** Start of Records for the task **
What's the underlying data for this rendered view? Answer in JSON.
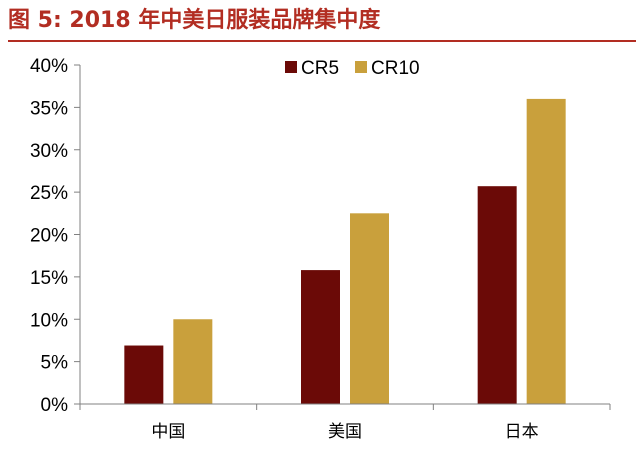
{
  "figure_title": "图 5:  2018 年中美日服装品牌集中度",
  "colors": {
    "title": "#b22d22",
    "CR5": "#6b0a07",
    "CR10": "#c9a03c",
    "axis": "#808080"
  },
  "chart_data": {
    "type": "bar",
    "title": "",
    "xlabel": "",
    "ylabel": "",
    "categories": [
      "中国",
      "美国",
      "日本"
    ],
    "series": [
      {
        "name": "CR5",
        "values": [
          6.9,
          15.8,
          25.7
        ]
      },
      {
        "name": "CR10",
        "values": [
          10.0,
          22.5,
          36.0
        ]
      }
    ],
    "ylim": [
      0,
      40
    ],
    "yticks": [
      "0%",
      "5%",
      "10%",
      "15%",
      "20%",
      "25%",
      "30%",
      "35%",
      "40%"
    ],
    "legend_position": "top-center",
    "grid": false
  }
}
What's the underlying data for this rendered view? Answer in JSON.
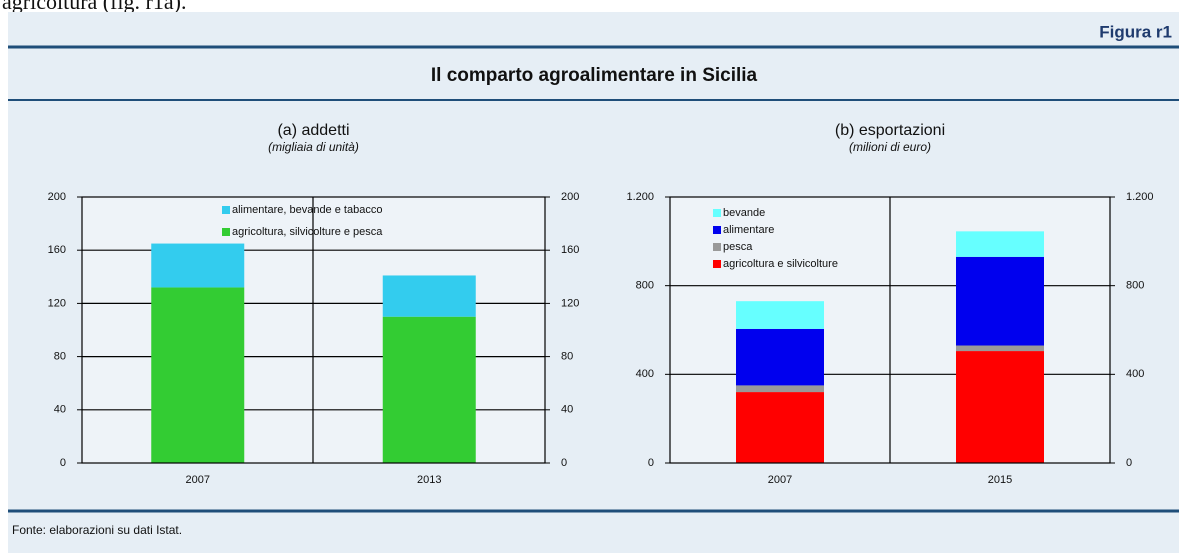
{
  "note_above": "agricoltura (fig. r1a).",
  "figure_label": "Figura r1",
  "title": "Il comparto agroalimentare in Sicilia",
  "source": "Fonte: elaborazioni su dati Istat.",
  "chart_data": [
    {
      "type": "bar",
      "stacked": true,
      "title": "(a) addetti",
      "subtitle": "(migliaia di unità)",
      "categories": [
        "2007",
        "2013"
      ],
      "series": [
        {
          "name": "agricoltura, silvicolture e pesca",
          "color": "#33cc33",
          "values": [
            132,
            110
          ]
        },
        {
          "name": "alimentare, bevande e tabacco",
          "color": "#33ccee",
          "values": [
            33,
            31
          ]
        }
      ],
      "ylim": [
        0,
        200
      ],
      "yticks": [
        0,
        40,
        80,
        120,
        160,
        200
      ],
      "y2lim": [
        0,
        200
      ],
      "y2ticks": [
        0,
        40,
        80,
        120,
        160,
        200
      ],
      "grid": true,
      "legend": "top"
    },
    {
      "type": "bar",
      "stacked": true,
      "title": "(b) esportazioni",
      "subtitle": "(milioni di euro)",
      "categories": [
        "2007",
        "2015"
      ],
      "series": [
        {
          "name": "agricoltura e silvicolture",
          "color": "#ff0000",
          "values": [
            320,
            505
          ]
        },
        {
          "name": "pesca",
          "color": "#999999",
          "values": [
            30,
            25
          ]
        },
        {
          "name": "alimentare",
          "color": "#0000ee",
          "values": [
            255,
            400
          ]
        },
        {
          "name": "bevande",
          "color": "#66ffff",
          "values": [
            125,
            115
          ]
        }
      ],
      "ylim": [
        0,
        1200
      ],
      "yticks": [
        0,
        400,
        800,
        {
          "value": 1200,
          "label": "1.200"
        }
      ],
      "y2lim": [
        0,
        1200
      ],
      "y2ticks": [
        0,
        400,
        800,
        {
          "value": 1200,
          "label": "1.200"
        }
      ],
      "grid": true,
      "legend": "top-left"
    }
  ]
}
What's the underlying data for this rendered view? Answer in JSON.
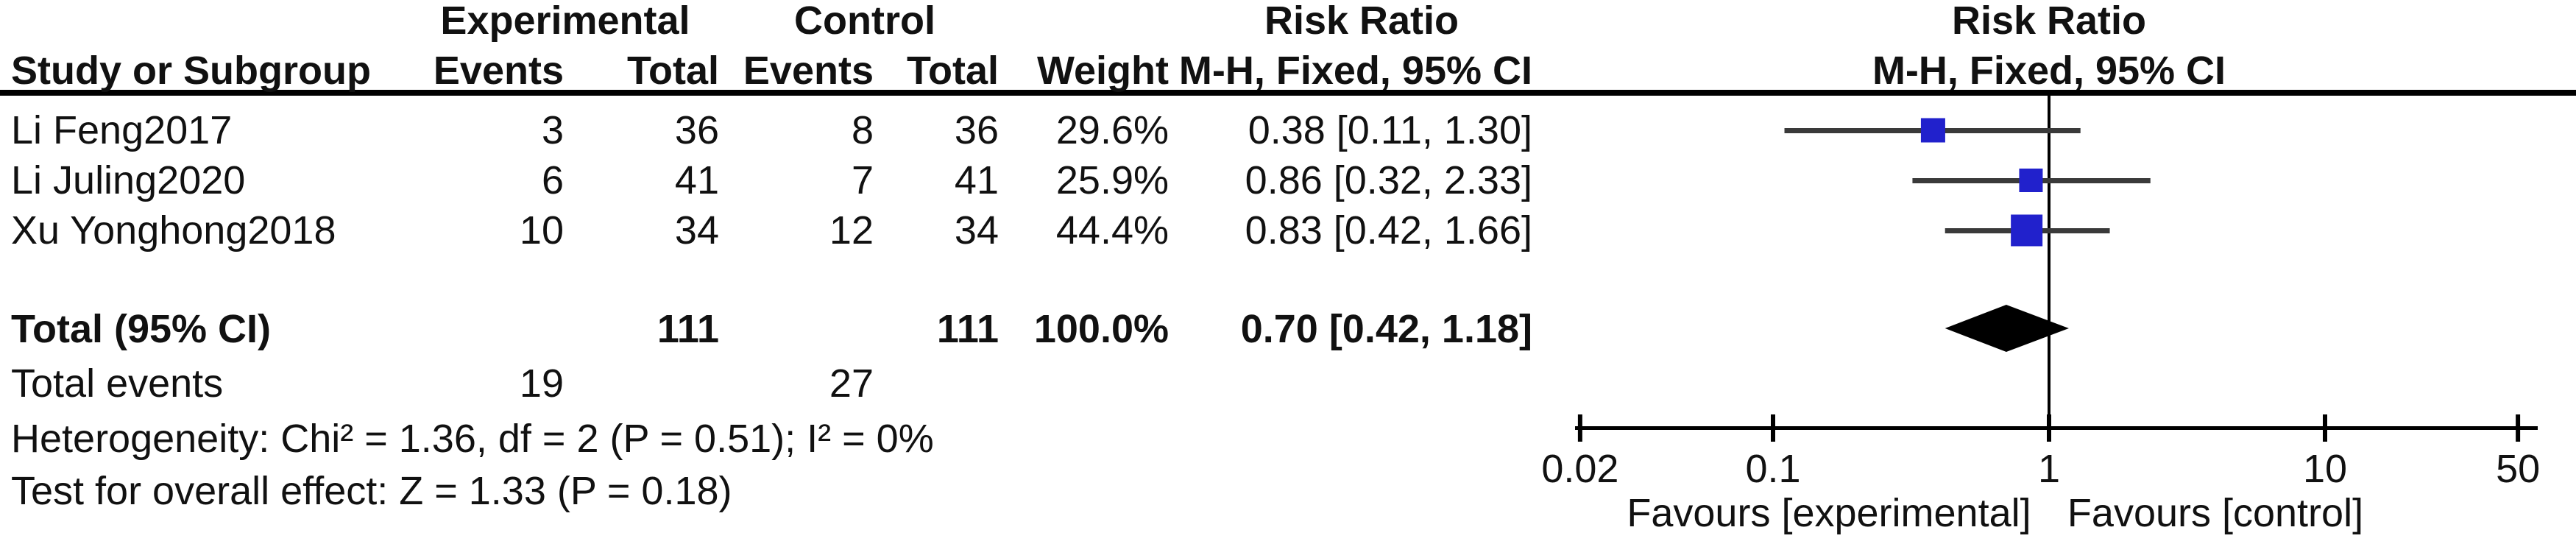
{
  "headers": {
    "study": "Study or Subgroup",
    "experimental": "Experimental",
    "control": "Control",
    "events": "Events",
    "total": "Total",
    "weight": "Weight",
    "risk_ratio": "Risk Ratio",
    "method_ci": "M-H, Fixed, 95% CI"
  },
  "chart_data": {
    "type": "forest",
    "effect_measure": "Risk Ratio",
    "method": "M-H, Fixed, 95% CI",
    "x_scale": "log",
    "x_ticks": [
      0.02,
      0.1,
      1,
      10,
      50
    ],
    "x_tick_labels": [
      "0.02",
      "0.1",
      "1",
      "10",
      "50"
    ],
    "x_range": [
      0.02,
      50
    ],
    "null_value": 1,
    "studies": [
      {
        "name": "Li Feng2017",
        "experimental_events": 3,
        "experimental_total": 36,
        "control_events": 8,
        "control_total": 36,
        "weight": "29.6%",
        "weight_value": 29.6,
        "rr": 0.38,
        "ci_low": 0.11,
        "ci_high": 1.3,
        "estimate_label": "0.38 [0.11, 1.30]"
      },
      {
        "name": "Li Juling2020",
        "experimental_events": 6,
        "experimental_total": 41,
        "control_events": 7,
        "control_total": 41,
        "weight": "25.9%",
        "weight_value": 25.9,
        "rr": 0.86,
        "ci_low": 0.32,
        "ci_high": 2.33,
        "estimate_label": "0.86 [0.32, 2.33]"
      },
      {
        "name": "Xu Yonghong2018",
        "experimental_events": 10,
        "experimental_total": 34,
        "control_events": 12,
        "control_total": 34,
        "weight": "44.4%",
        "weight_value": 44.4,
        "rr": 0.83,
        "ci_low": 0.42,
        "ci_high": 1.66,
        "estimate_label": "0.83 [0.42, 1.66]"
      }
    ],
    "total": {
      "label": "Total (95% CI)",
      "experimental_total": 111,
      "control_total": 111,
      "weight": "100.0%",
      "rr": 0.7,
      "ci_low": 0.42,
      "ci_high": 1.18,
      "estimate_label": "0.70 [0.42, 1.18]"
    },
    "total_events": {
      "label": "Total events",
      "experimental": 19,
      "control": 27
    },
    "heterogeneity": "Heterogeneity: Chi² = 1.36, df = 2 (P = 0.51); I² = 0%",
    "overall_effect": "Test for overall effect: Z = 1.33 (P = 0.18)",
    "favours_left": "Favours [experimental]",
    "favours_right": "Favours [control]",
    "colors": {
      "square": "#2121cc",
      "diamond": "#000000",
      "ci_line": "#3a3a3a",
      "axis": "#000000",
      "header_rule": "#000000"
    }
  }
}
** End of Records for the task **
Return every line of the preceding records in which the word "Favours" appears.

- Result below
    "favours_left": "Favours [experimental]",
    "favours_right": "Favours [control]",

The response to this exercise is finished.